[Data records]
/---

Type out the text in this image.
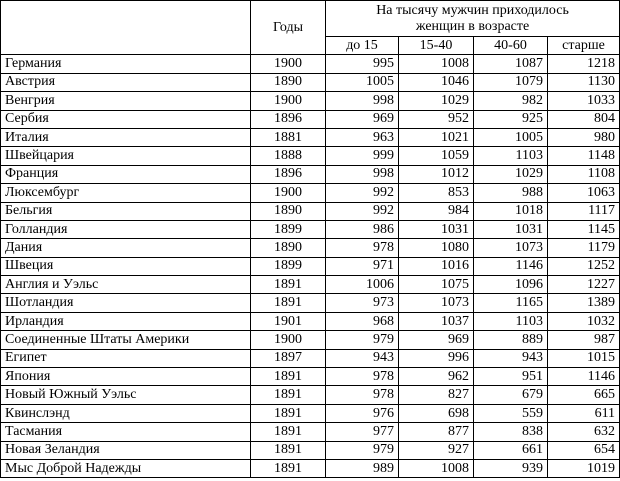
	Годы	На тысячу мужчин приходилось
женщин в возрасте			

		до 15	15-40	40-60	старше
Германия	1900	995	1008	1087	1218
Австрия	1890	1005	1046	1079	1130
Венгрия	1900	998	1029	982	1033
Сербия	1896	969	952	925	804
Италия	1881	963	1021	1005	980
Швейцария	1888	999	1059	1103	1148
Франция	1896	998	1012	1029	1108
Люксембург	1900	992	853	988	1063
Бельгия	1890	992	984	1018	1117
Голландия	1899	986	1031	1031	1145
Дания	1890	978	1080	1073	1179
Швеция	1899	971	1016	1146	1252
Англия и Уэльс	1891	1006	1075	1096	1227
Шотландия	1891	973	1073	1165	1389
Ирландия	1901	968	1037	1103	1032
Соединенные Штаты Америки	1900	979	969	889	987
Египет	1897	943	996	943	1015
Япония	1891	978	962	951	1146
Новый Южный Уэльс	1891	978	827	679	665
Квинслэнд	1891	976	698	559	611
Тасмания	1891	977	877	838	632
Новая Зеландия	1891	979	927	661	654
Мыс Доброй Надежды	1891	989	1008	939	1019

\---

Every entry must be transcribed exactly. Pictures do not belong in the copy.

_Expected output_:
Type out the text in this image.
	Годы	На тысячу мужчин приходилось
женщин в возрасте			

		до 15	15-40	40-60	старше
Германия	1900	995	1008	1087	1218
Австрия	1890	1005	1046	1079	1130
Венгрия	1900	998	1029	982	1033
Сербия	1896	969	952	925	804
Италия	1881	963	1021	1005	980
Швейцария	1888	999	1059	1103	1148
Франция	1896	998	1012	1029	1108
Люксембург	1900	992	853	988	1063
Бельгия	1890	992	984	1018	1117
Голландия	1899	986	1031	1031	1145
Дания	1890	978	1080	1073	1179
Швеция	1899	971	1016	1146	1252
Англия и Уэльс	1891	1006	1075	1096	1227
Шотландия	1891	973	1073	1165	1389
Ирландия	1901	968	1037	1103	1032
Соединенные Штаты Америки	1900	979	969	889	987
Египет	1897	943	996	943	1015
Япония	1891	978	962	951	1146
Новый Южный Уэльс	1891	978	827	679	665
Квинслэнд	1891	976	698	559	611
Тасмания	1891	977	877	838	632
Новая Зеландия	1891	979	927	661	654
Мыс Доброй Надежды	1891	989	1008	939	1019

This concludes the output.